PETUNJUK LATIHAN:
Lanjutkan kisah perjalanan Dang Hyang Nirartha di bawah ini, dimulai setelah kalimat terakhirnya.

Kini tersebutlah Dang Hyang Nirartha, seorang pendeta utama datang ke tanah Bali pada tahun Saka 1411 bersama isteri dan putera-puteranya, yakni: Ida Ayu Swabawa, Ida Kuluwan, Ida Lor, Ida Wetan, Ida Rai Isteri, Ida Tlaga, Ida Nyoman Kaniten. Adapun Dang Hyang Nirartha menaiki waluh kele atau waluh pahit, isteri dan putera-puteranya menaiki perahu bocor. Karena kesaktiannya segera sampai di Bali, istirahat di bawah pohon ancak. Kemudian didirikan parahyangan bernama Pura Ancak. Ada bisama atau putusannya kepada keturunannya, tidak boleh makan waluh pahit seterusnya. Dikisahkan ke arah timur perjalanan Dang Hyang Nirartha, tiba-tiba bertemu dengan seekor naga menganga bagaikan goa. Masuklah beliau, dan ada telaga berisi bunga tunjung sedang mekar, ada yang putih, merah dan hitam. Lalu dipetik bunga itu. Baru keluar dari perut naga, sirnalah naga itu, menyeramkan dan berubah-ubah wajah Dang Hyang Nirartha, terkadang merah, hitam, dan putih silih berganti. Itu sebabnya pucat isteri dan para puteranya melihat sang rsi. Kemudian terlihat isterinya Sri Patni Kiniten demikian juga putera-puteranya. Tetapi Ida Ayu Swabawa terlihat paling akhir dalam keadaan pingsan, karena diperdaya oleh orang desa di Pagametan. Lalu marah sang Rsi seraya mengutuk orang Desa Pagametan menjadi wong samar bernama wong Sumedang berikut desanya disirnakan. Demikian kisahnya. Adapun Ida Ayu Swabawa sirna sebagai dewa wong Sumedang, berstana di Pura Dhalem Mlanting disembah sebagai Dewa Pasar. Dan beliau Patni Kaniten sirna di Pulaki menjadi Bhatara Dhalem Pulaki. Demikian juga puteranya yang bernama Ida Rai Isteri, ketika mengikuti perjalanan Dang Hyang Nirartha, lalu sirna di Alas Sepi bernama Suwung, disembah di Pura Griya Tanah Kilat Desa Suwung Badung, bergelar Bhatari Ratu Niyang Sakti.

ENTRI:
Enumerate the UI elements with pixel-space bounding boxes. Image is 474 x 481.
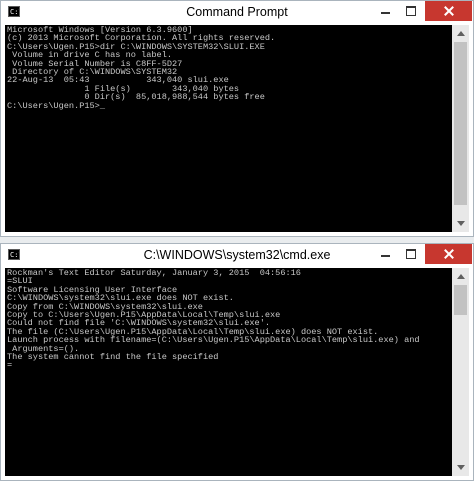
vertical-scrollbar[interactable] <box>452 25 469 232</box>
console-line: = <box>7 360 13 371</box>
scroll-up-arrow-icon[interactable] <box>452 25 469 42</box>
title-bar[interactable]: C:\ Command Prompt <box>1 1 473 25</box>
title-bar[interactable]: C:\ C:\WINDOWS\system32\cmd.exe <box>1 244 473 268</box>
console-prompt-line: C:\Users\Ugen.P15>_ <box>7 100 105 111</box>
console-client-area[interactable]: Rockman's Text Editor Saturday, January … <box>5 268 469 476</box>
cmd-exe-window[interactable]: C:\ C:\WINDOWS\system32\cmd.exe Rockman'… <box>0 243 474 481</box>
command-prompt-window[interactable]: C:\ Command Prompt Microsoft Windows [Ve… <box>0 0 474 237</box>
scroll-up-arrow-icon[interactable] <box>452 268 469 285</box>
close-button[interactable] <box>425 244 472 264</box>
vertical-scrollbar[interactable] <box>452 268 469 476</box>
maximize-button[interactable] <box>398 244 424 264</box>
console-line: Rockman's Text Editor Saturday, January … <box>7 268 301 278</box>
console-output[interactable]: Microsoft Windows [Version 6.3.9600] (c) … <box>5 25 452 232</box>
scrollbar-thumb[interactable] <box>454 42 467 205</box>
scroll-down-arrow-icon[interactable] <box>452 459 469 476</box>
maximize-button[interactable] <box>398 1 424 21</box>
scroll-down-arrow-icon[interactable] <box>452 215 469 232</box>
close-button[interactable] <box>425 1 472 21</box>
minimize-button[interactable] <box>372 1 398 21</box>
console-output[interactable]: Rockman's Text Editor Saturday, January … <box>5 268 452 476</box>
console-line: The system cannot find the file specifie… <box>7 352 219 363</box>
console-client-area[interactable]: Microsoft Windows [Version 6.3.9600] (c) … <box>5 25 469 232</box>
minimize-button[interactable] <box>372 244 398 264</box>
scrollbar-thumb[interactable] <box>454 285 467 315</box>
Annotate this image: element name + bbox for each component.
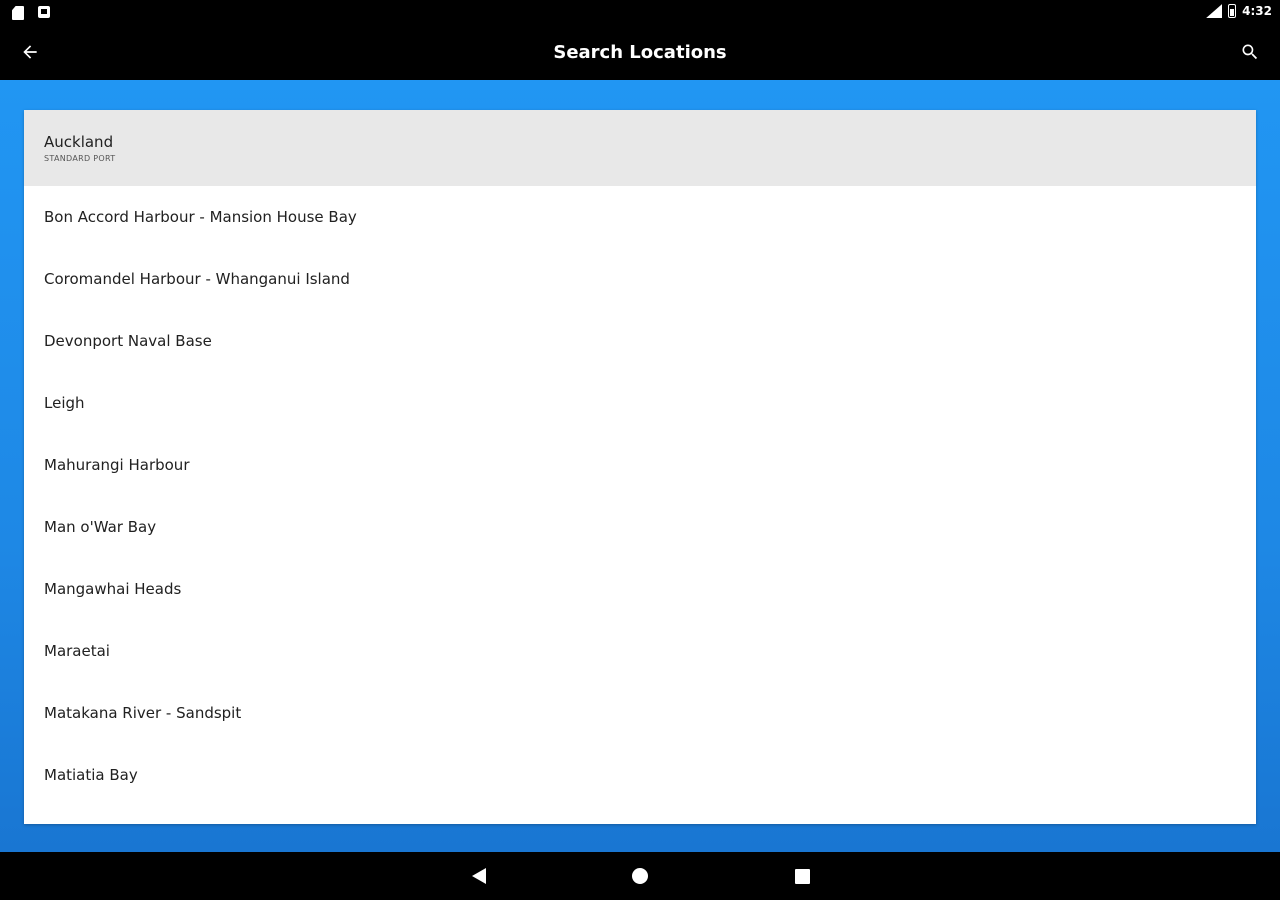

JAWABAN TUGAS:
Ceritakan lagi perjalanan Dang Hyang Nirartha, lalu tiba di Desa Gading Wani Jembrana, ketika penduduk desa kena gering gerubug tak bisa diobati. Di sanalah Bandesa Mas sebagai bandesa di Gading Wani mohon kepada Rsi agar berkenan mengobati penduduk Desa Gading Wani. Tak lama dapat disembuhkan oleh kesaktian Dang Hyang Nirartha. Kemudian Ki Bandesa Mas Gading Wani didwijati oleh Dang Hyang Nirartha bergelar Ki Dukuh Macan Gading. Sejak itu Dang Hyang Nirartha diberi gelar Padanda Sakti Bawu Rawuh, juga Dang Hyang Dwijendra. Di sana Bandesa Gading Wani menghaturkan puterinya kepada Dang Hyang Nirartha bernama Ni Jero Patapan, serta dayangnya bernama Ni Berit.
Entah berapa lama Dang Hyang Nirartha berada di Gading Wani, lalu terdengar oleh Bandesa Mas di Desa Mas dan Bandesa Mas di Kaba - Kaba Tabanan akan kesaktian Dang Hyang Nirartha. Lalu mengutus seorang duta agar Sang Rsi berkenan datang ke Desa Mas. Tak disebutkan perjalanan beliau, di tengah jalan dijemput oleh Ki Bandesa Mas di desa Kaba-Kaba. Tetapi beliau tidak berkenan, karena Ki Bandesa Mas Kaba-Kaba memohon di perjalanan.
Namun, ada anugrah beliau berupa Siwa - Lingga agar dipuja oleh penduduk setempat, kemudian didirikan Pura bernama Pura Griya Kawitan Rsi hingga kini. Setelah demikian, lalu Dang Hyang Nirartha berjalan melewati Badung. Tak dikisahkan. Kini diceritakan perihal Bandesa Mas sebagai Bandesa di Desa Mas bergelar Bandesa Manik Mas atas anugrah Sri Aji Dhalem Waturenggong, ketika mengalahkan Sri Aji Pasuruan terdahulu bersama Pangeran Pasek Gelgel dan Arya Ularan.
Dikisahkan sekarang Dang Hyang Nirartha setelah tiba di Desa Mas, dijemput oleh Bandesa Manik Mas, seraya dibuatkan griya di Taman Pule Desa Mas. Entah berapa lamanya, lalu didwijati Bandesa manik Mas oleh Dang Hyang Nirartha. Ketika itu, Bandesa Manik Mas menghaturkan adiknya yang bernama Ni Luh Nyoman Manikan, sebagai isteri Dang Hyang Nirartha.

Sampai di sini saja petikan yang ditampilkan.